(Exercise): In the data, extract each line that holds the string "буква".

══ Given records

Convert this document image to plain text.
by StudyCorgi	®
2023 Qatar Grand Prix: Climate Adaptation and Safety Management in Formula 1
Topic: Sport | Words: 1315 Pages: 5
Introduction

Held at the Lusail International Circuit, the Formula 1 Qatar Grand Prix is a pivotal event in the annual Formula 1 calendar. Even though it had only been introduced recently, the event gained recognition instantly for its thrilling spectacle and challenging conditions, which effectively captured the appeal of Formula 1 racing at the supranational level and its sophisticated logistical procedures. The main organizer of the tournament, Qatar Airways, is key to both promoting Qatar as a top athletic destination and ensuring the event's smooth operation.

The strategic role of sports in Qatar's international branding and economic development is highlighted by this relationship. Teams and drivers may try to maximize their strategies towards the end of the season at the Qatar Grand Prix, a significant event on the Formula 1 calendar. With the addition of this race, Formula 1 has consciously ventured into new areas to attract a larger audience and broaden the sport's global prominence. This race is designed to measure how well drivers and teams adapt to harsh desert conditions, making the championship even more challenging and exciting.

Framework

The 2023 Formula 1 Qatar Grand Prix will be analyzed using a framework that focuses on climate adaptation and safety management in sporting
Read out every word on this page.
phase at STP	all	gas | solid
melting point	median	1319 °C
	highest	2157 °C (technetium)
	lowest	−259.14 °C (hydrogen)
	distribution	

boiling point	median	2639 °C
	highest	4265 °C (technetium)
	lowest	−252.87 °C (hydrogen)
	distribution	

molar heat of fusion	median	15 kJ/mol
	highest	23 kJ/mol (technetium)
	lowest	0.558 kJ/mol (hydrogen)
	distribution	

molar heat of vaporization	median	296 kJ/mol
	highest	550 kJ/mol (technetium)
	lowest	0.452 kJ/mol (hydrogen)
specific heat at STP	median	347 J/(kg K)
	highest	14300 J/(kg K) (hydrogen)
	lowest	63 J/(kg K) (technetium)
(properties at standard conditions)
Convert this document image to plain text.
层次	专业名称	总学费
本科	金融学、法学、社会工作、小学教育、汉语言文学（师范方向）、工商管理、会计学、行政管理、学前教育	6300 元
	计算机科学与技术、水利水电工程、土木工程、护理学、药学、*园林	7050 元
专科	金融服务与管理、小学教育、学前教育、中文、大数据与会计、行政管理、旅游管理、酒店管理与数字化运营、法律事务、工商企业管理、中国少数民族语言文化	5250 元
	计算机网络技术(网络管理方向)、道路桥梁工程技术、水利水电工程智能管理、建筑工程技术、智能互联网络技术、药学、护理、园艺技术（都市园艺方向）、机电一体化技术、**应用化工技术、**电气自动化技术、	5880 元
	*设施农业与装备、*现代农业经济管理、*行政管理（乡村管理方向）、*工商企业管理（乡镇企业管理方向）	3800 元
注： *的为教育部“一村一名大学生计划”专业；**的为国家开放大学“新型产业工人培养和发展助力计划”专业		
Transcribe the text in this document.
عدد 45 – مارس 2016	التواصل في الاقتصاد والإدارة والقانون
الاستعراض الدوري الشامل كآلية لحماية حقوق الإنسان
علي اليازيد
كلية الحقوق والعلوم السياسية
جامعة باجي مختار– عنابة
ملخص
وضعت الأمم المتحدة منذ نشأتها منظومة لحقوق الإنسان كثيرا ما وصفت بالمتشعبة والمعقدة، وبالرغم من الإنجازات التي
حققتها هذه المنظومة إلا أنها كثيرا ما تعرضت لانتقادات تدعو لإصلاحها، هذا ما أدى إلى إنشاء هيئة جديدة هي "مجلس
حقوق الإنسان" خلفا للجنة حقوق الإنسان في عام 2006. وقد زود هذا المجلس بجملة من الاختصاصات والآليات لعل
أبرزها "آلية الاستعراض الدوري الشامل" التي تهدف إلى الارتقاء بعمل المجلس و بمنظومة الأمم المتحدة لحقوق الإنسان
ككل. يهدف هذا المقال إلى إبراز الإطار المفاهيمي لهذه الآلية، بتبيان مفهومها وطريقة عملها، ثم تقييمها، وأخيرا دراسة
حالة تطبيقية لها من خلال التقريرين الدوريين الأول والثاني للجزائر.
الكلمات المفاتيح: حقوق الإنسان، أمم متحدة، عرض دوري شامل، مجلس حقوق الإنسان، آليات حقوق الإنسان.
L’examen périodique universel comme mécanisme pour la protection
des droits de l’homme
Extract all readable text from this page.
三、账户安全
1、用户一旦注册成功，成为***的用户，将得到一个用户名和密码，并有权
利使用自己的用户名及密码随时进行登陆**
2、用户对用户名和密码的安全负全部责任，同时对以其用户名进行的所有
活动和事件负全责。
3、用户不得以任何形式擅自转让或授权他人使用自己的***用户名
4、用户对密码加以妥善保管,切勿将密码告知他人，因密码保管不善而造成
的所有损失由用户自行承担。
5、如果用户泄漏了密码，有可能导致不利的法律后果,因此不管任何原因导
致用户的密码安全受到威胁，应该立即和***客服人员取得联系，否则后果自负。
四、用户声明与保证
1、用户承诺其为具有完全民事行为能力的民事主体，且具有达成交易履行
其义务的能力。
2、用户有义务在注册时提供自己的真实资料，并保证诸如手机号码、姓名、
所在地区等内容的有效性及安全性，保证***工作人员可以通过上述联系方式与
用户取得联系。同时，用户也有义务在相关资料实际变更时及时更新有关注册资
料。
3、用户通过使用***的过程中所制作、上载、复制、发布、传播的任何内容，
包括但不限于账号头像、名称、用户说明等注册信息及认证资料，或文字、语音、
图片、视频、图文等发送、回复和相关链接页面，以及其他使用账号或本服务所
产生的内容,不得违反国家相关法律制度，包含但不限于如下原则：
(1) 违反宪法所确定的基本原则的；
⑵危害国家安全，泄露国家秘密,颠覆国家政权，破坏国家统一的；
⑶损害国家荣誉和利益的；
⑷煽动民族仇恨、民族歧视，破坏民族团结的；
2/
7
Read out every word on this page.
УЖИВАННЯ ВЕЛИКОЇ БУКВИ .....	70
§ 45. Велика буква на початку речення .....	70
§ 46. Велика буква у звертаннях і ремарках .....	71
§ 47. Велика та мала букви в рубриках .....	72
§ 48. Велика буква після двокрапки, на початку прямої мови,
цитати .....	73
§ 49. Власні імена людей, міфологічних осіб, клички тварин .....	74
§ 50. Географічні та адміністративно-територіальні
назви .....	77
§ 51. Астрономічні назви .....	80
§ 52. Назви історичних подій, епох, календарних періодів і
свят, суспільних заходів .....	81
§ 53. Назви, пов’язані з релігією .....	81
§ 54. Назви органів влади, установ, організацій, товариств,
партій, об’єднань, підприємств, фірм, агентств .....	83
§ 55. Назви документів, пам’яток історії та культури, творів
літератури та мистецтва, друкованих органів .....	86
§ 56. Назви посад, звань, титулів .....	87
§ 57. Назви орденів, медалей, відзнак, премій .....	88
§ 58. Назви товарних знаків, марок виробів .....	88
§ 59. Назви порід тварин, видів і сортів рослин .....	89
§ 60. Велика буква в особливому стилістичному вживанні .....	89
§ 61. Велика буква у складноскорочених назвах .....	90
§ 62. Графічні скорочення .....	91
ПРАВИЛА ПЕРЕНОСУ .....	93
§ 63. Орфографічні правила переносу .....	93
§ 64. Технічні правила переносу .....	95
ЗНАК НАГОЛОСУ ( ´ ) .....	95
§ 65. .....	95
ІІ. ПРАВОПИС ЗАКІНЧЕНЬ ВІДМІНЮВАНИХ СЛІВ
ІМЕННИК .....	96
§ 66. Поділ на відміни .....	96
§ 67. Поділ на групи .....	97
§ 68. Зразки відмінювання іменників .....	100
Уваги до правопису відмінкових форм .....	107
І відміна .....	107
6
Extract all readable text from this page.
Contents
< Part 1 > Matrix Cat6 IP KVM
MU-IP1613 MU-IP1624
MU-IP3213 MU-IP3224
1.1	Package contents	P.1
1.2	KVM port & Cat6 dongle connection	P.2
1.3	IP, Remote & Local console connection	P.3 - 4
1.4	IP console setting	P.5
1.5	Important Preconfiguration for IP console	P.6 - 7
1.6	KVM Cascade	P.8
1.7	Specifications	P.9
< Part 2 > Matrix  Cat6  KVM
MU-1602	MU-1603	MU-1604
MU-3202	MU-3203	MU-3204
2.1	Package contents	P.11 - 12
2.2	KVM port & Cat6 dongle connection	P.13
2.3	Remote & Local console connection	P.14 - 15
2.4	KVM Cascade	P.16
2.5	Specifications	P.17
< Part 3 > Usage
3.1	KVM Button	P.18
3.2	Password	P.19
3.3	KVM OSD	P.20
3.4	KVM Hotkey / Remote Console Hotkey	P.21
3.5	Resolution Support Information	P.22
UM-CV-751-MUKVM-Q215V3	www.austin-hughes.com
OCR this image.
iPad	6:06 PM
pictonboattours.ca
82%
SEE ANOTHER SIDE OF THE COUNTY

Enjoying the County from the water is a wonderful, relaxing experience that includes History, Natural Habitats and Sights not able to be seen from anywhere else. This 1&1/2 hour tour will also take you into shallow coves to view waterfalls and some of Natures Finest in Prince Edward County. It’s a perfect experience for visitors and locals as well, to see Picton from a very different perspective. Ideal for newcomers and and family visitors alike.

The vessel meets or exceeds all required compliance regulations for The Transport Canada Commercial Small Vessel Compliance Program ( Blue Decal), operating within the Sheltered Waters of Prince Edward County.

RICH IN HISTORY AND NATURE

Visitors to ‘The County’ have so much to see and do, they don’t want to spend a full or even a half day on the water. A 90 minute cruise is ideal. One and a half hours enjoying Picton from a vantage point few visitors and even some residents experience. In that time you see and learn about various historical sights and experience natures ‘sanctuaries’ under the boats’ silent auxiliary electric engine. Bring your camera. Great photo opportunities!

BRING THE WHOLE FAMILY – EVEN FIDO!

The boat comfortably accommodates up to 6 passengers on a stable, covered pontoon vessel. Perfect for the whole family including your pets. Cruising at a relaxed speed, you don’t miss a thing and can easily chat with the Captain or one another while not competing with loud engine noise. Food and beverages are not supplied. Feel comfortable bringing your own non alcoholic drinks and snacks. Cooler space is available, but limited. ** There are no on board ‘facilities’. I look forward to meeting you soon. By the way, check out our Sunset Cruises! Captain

════

(Correct output):
§ 45. Велика буква на початку речення .....	70
§ 46. Велика буква у звертаннях і ремарках .....	71
§ 48. Велика буква після двокрапки, на початку прямої мови,
§ 60. Велика буква в особливому стилістичному вживанні .....	89
§ 61. Велика буква у складноскорочених назвах .....	90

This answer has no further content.